* _WHAT IS BEING ASKED_: Only the number is wanted: how many lines contain the word "работы"?

Data entries
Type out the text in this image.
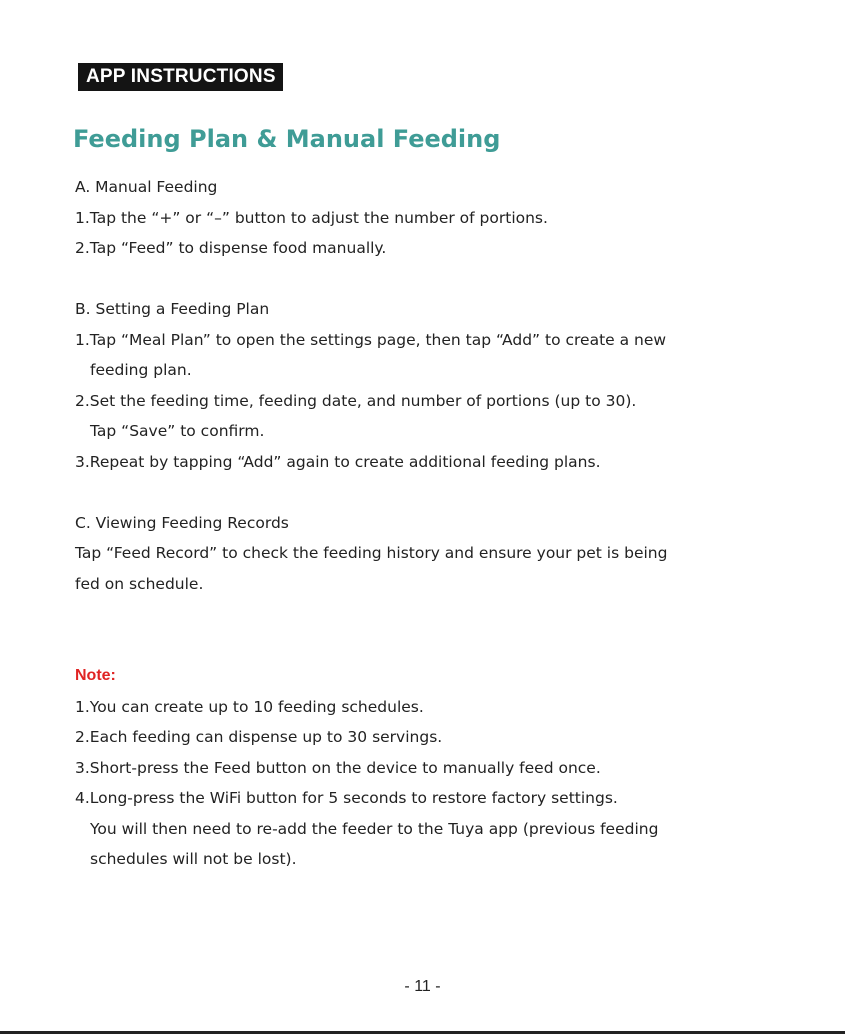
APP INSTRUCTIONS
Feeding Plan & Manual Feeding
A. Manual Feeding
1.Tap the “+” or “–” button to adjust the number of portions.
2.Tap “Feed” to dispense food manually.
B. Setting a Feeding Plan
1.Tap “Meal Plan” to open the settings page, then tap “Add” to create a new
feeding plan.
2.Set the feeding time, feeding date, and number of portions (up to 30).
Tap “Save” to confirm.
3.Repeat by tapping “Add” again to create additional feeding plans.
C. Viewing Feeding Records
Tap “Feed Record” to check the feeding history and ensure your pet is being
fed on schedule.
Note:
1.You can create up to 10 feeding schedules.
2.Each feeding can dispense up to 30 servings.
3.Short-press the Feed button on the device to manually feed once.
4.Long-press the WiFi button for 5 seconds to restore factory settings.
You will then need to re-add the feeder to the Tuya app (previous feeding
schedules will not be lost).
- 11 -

* * *

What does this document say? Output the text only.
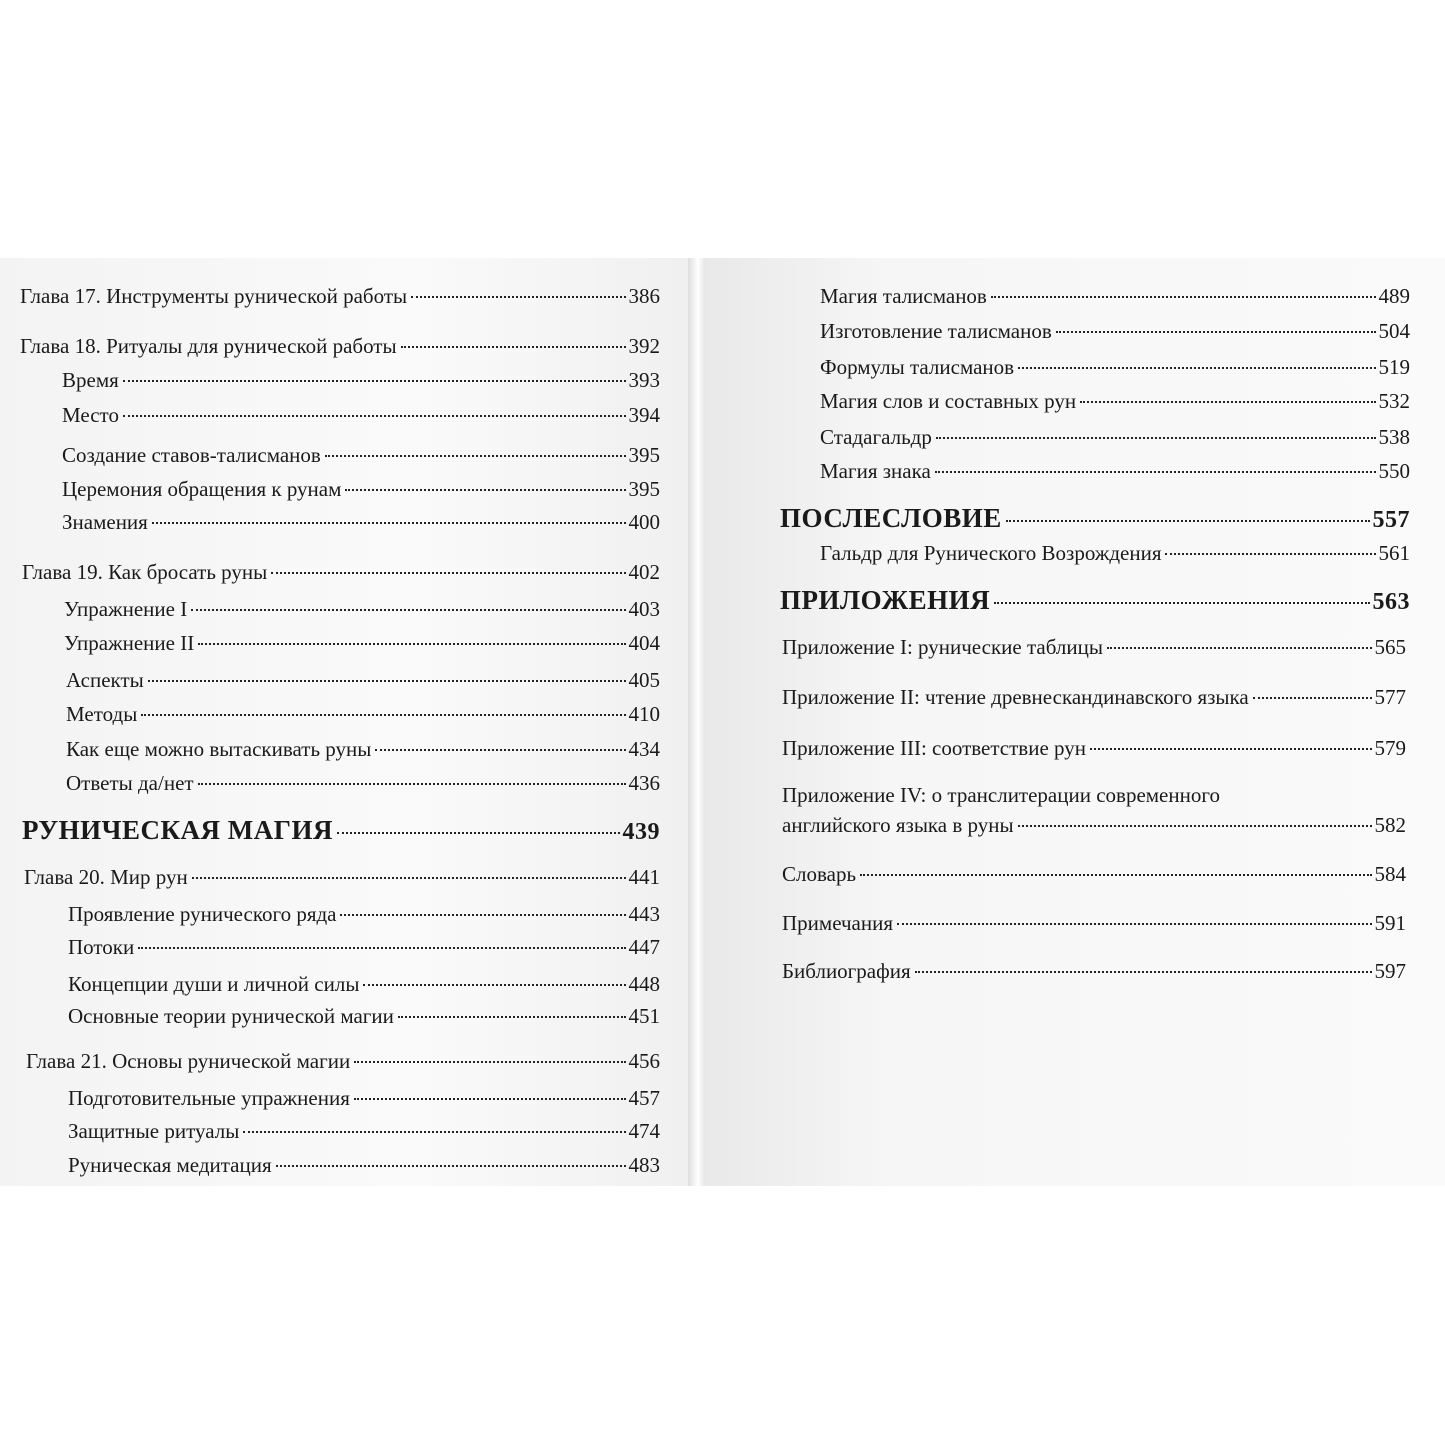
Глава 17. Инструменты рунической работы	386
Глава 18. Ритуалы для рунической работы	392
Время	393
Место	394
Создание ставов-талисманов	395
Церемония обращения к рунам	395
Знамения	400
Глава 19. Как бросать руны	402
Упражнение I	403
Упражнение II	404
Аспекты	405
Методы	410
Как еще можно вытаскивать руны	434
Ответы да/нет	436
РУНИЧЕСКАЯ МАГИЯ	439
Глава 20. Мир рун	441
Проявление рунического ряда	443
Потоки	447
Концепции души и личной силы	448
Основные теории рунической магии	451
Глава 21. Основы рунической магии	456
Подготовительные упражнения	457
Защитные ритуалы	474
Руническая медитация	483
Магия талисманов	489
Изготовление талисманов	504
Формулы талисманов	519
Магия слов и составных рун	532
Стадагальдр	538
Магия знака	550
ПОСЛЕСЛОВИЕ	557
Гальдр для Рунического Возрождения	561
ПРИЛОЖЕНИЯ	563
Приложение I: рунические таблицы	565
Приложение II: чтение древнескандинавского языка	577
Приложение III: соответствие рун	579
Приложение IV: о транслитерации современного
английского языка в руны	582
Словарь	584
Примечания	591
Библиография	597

==

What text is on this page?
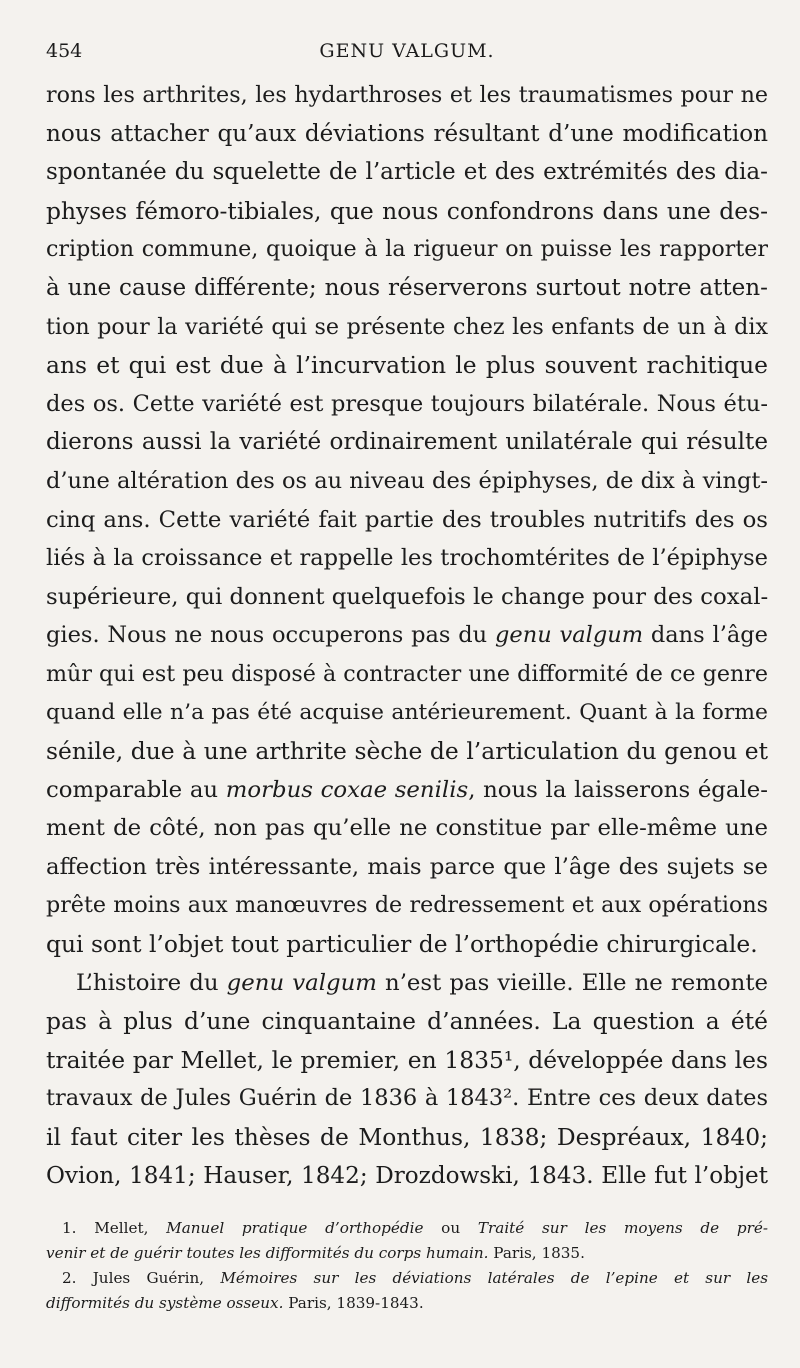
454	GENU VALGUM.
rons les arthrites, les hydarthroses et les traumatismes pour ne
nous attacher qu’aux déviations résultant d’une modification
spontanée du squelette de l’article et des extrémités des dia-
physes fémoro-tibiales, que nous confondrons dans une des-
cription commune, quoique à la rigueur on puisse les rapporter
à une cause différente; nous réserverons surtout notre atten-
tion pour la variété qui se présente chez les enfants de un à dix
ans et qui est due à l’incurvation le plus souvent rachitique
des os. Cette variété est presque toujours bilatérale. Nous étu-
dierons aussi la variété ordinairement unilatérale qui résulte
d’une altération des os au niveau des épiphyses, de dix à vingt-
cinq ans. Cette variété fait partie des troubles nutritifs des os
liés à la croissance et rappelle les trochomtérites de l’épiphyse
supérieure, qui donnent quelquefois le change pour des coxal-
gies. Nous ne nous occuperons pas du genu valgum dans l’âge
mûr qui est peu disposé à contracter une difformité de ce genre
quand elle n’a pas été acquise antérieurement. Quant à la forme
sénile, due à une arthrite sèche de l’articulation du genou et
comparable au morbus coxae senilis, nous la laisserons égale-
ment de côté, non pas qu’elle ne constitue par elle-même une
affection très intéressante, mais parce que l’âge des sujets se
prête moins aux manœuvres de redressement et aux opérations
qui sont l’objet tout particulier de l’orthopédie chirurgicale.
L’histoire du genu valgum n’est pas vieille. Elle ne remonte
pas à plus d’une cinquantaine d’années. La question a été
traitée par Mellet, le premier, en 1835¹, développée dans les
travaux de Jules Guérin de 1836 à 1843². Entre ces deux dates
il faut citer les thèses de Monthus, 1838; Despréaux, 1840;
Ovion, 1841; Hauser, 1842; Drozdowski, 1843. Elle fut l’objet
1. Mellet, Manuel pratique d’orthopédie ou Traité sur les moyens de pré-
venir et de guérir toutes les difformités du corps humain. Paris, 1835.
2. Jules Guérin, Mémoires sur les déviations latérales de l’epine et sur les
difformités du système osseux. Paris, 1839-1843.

* _COMPLETE RESPONSE_: 2